WORK INSTRUCTIONS — Look through the listing for the word "uchun". Copy each line that has it.

[Stored items]
<<<<
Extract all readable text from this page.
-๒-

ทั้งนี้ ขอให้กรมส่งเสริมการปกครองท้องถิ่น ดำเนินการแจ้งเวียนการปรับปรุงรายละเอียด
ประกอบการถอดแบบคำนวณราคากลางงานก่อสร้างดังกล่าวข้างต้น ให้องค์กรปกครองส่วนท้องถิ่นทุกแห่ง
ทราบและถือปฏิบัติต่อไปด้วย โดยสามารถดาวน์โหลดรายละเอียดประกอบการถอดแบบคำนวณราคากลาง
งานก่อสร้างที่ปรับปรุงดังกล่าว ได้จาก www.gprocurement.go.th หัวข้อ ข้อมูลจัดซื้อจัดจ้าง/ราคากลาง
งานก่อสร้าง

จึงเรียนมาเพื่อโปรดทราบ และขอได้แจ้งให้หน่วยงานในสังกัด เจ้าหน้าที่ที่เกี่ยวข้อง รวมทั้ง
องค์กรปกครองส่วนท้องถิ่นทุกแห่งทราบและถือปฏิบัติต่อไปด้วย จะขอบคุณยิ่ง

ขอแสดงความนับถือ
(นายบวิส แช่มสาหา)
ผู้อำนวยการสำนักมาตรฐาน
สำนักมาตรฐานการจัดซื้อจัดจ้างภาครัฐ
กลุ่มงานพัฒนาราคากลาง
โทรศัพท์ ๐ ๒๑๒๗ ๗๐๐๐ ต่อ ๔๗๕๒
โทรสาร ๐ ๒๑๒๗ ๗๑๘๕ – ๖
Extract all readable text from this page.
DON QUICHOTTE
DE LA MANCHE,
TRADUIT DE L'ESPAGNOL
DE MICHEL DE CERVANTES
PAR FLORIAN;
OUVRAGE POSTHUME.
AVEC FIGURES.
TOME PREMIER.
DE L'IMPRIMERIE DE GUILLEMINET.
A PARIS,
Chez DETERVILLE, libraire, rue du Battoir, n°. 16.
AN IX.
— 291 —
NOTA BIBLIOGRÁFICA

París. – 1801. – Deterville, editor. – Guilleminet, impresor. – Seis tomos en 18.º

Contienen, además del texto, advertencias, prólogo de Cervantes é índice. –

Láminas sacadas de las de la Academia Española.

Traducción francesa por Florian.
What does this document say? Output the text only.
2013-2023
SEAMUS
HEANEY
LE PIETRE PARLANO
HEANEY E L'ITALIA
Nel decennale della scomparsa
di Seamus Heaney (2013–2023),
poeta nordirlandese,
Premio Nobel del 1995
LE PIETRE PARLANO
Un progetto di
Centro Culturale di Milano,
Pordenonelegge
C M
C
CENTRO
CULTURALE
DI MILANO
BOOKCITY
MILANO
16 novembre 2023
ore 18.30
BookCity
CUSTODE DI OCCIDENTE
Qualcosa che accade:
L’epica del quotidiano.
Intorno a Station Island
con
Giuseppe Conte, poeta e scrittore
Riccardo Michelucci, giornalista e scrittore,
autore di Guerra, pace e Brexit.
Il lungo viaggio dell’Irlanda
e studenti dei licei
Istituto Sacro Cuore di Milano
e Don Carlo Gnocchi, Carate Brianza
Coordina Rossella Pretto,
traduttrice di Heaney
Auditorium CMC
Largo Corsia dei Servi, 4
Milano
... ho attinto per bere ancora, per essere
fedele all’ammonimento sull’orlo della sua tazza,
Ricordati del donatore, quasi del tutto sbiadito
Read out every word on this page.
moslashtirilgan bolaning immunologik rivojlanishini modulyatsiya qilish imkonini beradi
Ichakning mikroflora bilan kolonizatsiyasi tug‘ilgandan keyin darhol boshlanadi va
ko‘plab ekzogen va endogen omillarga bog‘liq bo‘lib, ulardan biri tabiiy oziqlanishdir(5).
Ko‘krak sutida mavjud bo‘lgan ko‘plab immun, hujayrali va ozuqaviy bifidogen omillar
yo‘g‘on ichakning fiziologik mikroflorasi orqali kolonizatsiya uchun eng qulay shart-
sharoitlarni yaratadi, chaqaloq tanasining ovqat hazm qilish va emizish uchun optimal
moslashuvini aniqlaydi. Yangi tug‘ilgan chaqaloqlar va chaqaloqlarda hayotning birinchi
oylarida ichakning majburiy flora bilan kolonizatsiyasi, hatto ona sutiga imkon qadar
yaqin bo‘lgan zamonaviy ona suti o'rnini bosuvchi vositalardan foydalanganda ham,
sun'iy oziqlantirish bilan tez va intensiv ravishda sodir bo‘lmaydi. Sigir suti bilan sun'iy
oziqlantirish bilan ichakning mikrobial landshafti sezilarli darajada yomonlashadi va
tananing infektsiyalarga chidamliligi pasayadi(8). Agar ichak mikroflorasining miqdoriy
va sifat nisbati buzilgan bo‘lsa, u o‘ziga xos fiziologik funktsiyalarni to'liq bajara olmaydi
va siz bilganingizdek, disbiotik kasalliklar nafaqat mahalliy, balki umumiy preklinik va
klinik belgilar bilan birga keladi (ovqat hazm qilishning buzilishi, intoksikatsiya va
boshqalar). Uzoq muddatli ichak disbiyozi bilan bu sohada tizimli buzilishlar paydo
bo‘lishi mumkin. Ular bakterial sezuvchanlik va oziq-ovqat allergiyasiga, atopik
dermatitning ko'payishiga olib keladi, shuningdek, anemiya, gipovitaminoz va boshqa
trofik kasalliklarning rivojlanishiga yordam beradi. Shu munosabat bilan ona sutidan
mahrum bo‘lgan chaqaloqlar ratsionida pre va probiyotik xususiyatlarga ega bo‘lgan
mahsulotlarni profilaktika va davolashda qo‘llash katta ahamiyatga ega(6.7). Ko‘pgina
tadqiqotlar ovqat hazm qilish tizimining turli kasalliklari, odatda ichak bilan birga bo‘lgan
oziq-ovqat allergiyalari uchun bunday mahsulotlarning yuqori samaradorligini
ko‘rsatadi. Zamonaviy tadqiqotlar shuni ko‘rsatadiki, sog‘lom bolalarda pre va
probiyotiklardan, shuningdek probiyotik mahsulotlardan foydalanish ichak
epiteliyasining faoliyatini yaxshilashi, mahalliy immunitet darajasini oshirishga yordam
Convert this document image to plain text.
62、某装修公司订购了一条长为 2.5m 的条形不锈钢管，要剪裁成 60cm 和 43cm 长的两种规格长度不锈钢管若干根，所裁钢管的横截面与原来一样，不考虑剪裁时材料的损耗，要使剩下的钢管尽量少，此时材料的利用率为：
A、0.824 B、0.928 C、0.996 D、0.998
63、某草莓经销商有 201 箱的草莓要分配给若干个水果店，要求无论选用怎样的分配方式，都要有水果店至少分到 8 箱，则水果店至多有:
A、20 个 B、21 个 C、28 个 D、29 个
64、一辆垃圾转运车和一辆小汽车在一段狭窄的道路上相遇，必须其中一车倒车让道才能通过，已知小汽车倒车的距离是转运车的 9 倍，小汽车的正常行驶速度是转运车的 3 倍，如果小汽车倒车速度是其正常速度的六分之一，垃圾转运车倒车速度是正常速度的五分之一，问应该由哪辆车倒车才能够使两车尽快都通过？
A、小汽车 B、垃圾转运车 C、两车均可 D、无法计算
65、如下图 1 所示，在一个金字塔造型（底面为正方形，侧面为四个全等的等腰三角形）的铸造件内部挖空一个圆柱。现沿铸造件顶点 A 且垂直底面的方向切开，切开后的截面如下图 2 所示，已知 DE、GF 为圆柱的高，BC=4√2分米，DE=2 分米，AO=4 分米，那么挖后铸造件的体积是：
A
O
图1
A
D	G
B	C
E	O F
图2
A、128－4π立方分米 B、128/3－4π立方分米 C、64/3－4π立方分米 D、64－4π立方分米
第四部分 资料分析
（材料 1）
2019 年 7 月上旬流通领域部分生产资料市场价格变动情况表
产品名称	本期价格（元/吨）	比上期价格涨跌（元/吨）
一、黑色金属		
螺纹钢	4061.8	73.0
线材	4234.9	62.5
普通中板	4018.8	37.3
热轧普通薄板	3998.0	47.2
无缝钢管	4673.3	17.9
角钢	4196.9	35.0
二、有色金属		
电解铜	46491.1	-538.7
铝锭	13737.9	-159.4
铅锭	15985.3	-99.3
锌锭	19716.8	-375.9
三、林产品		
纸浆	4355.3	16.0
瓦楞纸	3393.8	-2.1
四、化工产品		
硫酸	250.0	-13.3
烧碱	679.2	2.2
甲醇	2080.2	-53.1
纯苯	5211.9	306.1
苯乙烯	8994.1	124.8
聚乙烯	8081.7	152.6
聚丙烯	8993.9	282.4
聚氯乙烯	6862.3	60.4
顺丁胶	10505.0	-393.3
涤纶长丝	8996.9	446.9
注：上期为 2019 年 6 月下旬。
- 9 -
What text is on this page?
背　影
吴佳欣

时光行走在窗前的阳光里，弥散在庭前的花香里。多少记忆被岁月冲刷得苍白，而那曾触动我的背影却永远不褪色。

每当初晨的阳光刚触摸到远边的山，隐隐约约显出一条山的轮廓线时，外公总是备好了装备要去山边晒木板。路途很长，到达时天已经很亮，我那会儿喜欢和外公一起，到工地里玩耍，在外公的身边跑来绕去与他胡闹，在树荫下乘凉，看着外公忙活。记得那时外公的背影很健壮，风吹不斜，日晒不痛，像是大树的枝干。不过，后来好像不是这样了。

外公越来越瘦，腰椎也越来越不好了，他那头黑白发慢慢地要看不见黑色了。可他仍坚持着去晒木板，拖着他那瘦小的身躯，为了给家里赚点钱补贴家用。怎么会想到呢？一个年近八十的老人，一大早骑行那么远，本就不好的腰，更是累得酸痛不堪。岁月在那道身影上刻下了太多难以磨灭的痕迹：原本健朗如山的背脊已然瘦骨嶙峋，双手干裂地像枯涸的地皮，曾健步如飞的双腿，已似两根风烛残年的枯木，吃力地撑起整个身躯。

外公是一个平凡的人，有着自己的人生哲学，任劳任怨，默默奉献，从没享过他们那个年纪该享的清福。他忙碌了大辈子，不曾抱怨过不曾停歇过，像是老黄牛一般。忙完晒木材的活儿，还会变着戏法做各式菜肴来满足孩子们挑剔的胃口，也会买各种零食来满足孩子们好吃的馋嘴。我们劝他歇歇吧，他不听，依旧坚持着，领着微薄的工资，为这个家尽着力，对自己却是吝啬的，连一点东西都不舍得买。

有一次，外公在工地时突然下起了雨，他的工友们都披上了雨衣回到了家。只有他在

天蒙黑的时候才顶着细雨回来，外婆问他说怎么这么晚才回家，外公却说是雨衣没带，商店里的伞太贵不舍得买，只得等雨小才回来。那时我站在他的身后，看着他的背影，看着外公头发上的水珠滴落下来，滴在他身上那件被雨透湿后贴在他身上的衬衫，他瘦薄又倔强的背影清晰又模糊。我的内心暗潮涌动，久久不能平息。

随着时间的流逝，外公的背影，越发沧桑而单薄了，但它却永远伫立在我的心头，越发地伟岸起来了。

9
>>>>
TASK ANSWER —
yo‘g‘on ichakning fiziologik mikroflorasi orqali kolonizatsiya uchun eng qulay shart-
sharoitlarni yaratadi, chaqaloq tanasining ovqat hazm qilish va emizish uchun optimal
oziq-ovqat allergiyalari uchun bunday mahsulotlarning yuqori samaradorligini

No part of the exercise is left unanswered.